───── Data to process ─────

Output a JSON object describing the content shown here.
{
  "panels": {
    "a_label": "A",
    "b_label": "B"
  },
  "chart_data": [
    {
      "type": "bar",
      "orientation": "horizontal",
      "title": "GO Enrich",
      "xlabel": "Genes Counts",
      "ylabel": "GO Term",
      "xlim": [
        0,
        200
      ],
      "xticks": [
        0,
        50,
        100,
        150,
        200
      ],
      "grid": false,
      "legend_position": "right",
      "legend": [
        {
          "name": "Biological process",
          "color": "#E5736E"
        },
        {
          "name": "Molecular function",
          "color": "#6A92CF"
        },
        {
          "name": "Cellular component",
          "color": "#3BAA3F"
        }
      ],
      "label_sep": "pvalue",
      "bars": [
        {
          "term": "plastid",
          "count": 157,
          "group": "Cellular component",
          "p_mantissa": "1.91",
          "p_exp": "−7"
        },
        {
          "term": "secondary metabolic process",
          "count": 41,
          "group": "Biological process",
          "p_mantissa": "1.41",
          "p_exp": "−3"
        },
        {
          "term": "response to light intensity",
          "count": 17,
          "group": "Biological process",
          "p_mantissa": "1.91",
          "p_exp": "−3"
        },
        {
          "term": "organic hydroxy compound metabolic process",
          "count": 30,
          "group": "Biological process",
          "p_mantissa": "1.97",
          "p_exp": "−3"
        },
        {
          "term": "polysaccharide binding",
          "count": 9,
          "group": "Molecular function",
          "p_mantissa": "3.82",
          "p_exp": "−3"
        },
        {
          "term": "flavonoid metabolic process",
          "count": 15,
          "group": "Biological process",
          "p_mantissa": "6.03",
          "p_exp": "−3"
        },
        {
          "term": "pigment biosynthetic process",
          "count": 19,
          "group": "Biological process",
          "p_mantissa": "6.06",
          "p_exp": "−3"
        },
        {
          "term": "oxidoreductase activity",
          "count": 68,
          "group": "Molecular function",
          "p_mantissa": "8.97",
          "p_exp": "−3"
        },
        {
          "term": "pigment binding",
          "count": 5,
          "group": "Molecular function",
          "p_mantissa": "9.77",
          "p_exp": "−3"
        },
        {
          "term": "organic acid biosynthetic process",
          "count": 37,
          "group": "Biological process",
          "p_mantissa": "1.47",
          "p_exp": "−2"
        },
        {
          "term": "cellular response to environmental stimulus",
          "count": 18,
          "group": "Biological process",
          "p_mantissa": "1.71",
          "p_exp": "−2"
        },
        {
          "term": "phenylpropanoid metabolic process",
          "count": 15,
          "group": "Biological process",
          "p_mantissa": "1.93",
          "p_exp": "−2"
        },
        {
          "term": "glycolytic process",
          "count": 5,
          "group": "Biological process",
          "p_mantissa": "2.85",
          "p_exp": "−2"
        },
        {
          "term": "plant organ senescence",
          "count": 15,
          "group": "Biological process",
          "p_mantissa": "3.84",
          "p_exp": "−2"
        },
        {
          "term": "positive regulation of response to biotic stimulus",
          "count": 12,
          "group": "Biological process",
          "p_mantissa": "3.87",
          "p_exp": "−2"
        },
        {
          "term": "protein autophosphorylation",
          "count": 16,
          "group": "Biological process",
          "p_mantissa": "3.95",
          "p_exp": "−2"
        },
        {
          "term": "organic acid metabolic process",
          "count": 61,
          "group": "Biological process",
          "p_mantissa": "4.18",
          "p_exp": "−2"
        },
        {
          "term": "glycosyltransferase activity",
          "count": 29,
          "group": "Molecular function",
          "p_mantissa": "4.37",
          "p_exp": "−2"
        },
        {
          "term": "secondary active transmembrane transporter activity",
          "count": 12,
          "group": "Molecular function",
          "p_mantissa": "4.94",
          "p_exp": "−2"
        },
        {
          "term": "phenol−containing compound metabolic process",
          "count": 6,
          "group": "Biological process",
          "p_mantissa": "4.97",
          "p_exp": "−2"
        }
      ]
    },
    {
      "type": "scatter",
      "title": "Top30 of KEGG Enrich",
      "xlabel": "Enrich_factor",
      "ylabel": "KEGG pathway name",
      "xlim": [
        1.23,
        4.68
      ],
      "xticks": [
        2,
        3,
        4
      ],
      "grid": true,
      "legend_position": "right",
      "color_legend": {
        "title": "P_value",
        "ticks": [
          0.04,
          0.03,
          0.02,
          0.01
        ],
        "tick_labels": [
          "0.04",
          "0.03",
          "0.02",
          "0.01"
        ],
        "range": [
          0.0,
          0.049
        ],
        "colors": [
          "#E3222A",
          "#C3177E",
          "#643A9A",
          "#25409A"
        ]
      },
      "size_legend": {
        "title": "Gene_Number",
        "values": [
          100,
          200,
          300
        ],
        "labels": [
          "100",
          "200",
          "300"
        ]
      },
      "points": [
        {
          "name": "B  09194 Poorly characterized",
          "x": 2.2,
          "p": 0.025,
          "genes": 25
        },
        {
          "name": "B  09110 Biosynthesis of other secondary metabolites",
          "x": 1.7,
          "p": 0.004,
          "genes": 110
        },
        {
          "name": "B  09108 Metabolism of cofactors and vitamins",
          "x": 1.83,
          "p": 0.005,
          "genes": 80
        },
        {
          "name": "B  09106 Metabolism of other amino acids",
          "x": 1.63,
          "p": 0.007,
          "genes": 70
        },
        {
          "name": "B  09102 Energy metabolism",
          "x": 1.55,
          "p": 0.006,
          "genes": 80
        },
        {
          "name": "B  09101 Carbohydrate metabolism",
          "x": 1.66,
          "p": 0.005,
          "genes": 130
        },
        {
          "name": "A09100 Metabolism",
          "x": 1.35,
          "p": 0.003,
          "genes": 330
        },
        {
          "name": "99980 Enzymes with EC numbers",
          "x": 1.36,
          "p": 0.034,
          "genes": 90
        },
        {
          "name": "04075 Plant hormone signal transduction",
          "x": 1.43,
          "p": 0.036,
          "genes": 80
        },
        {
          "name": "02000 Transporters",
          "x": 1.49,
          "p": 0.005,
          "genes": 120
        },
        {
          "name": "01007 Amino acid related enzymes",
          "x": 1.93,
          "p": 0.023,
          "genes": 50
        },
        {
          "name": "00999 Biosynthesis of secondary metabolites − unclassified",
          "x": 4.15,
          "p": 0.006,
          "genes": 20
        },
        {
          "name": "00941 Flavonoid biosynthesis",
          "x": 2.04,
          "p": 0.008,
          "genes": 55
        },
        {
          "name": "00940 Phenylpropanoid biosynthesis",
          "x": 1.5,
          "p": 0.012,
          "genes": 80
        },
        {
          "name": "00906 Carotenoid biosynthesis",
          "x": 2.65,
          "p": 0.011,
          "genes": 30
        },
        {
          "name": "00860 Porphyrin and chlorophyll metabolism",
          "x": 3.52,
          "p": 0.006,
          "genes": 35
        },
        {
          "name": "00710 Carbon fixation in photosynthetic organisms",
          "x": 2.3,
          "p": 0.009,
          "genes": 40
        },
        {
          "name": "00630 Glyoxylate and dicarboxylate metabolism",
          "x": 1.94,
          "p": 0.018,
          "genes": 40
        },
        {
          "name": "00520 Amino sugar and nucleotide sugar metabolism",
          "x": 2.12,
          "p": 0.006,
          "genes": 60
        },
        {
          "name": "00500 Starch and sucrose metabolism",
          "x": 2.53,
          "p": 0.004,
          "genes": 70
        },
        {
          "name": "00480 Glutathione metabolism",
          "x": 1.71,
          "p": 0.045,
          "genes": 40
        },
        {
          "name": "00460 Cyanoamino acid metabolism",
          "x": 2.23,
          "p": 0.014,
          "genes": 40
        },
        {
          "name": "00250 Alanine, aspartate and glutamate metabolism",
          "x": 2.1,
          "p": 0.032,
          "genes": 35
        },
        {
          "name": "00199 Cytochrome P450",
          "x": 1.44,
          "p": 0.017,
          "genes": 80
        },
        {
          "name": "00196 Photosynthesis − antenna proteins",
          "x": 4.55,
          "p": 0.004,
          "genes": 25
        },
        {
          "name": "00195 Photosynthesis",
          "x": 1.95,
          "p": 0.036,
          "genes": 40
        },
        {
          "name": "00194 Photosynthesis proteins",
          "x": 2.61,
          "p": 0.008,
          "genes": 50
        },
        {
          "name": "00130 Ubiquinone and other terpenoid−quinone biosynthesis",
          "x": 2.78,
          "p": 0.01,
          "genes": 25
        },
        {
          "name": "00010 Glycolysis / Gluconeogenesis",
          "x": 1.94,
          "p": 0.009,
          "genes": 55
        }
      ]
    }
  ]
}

─────
───── Data to process ─────

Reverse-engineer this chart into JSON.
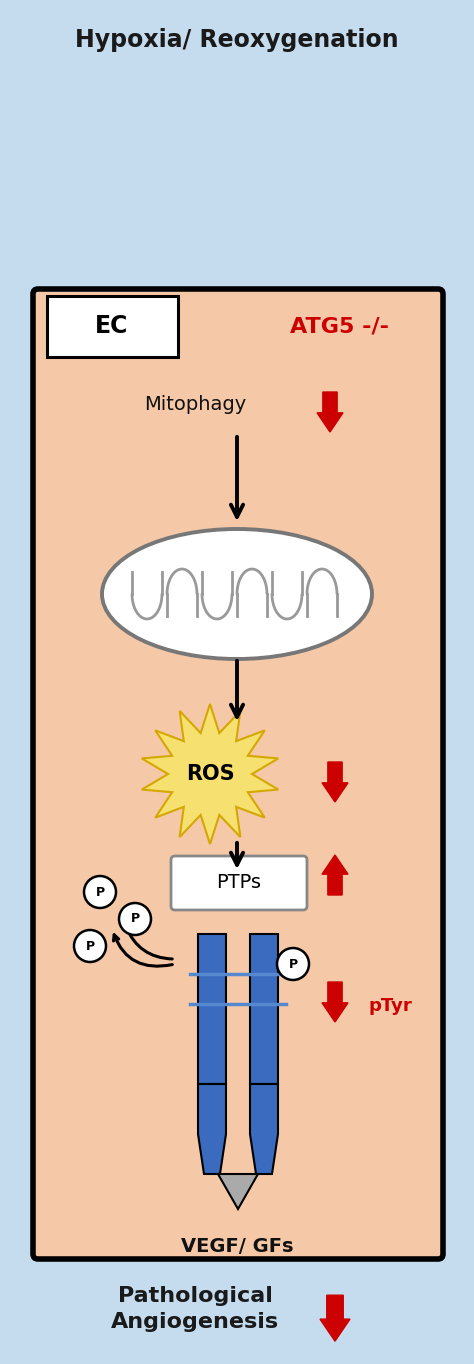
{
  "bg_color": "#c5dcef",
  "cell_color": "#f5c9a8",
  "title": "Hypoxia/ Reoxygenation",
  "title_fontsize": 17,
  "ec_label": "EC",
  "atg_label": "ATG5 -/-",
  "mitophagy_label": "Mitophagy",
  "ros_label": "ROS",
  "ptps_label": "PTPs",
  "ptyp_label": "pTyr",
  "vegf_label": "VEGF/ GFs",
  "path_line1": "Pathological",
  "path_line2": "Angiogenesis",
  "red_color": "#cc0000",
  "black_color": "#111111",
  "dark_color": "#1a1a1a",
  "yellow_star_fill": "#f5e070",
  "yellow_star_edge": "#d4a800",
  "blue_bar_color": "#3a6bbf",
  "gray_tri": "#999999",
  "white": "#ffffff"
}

─────

For every line in the data above that holds "JSON", return the line itself.

◆ Answer to this task:
Output a JSON object describing the content shown here.
Reverse-engineer this chart into JSON.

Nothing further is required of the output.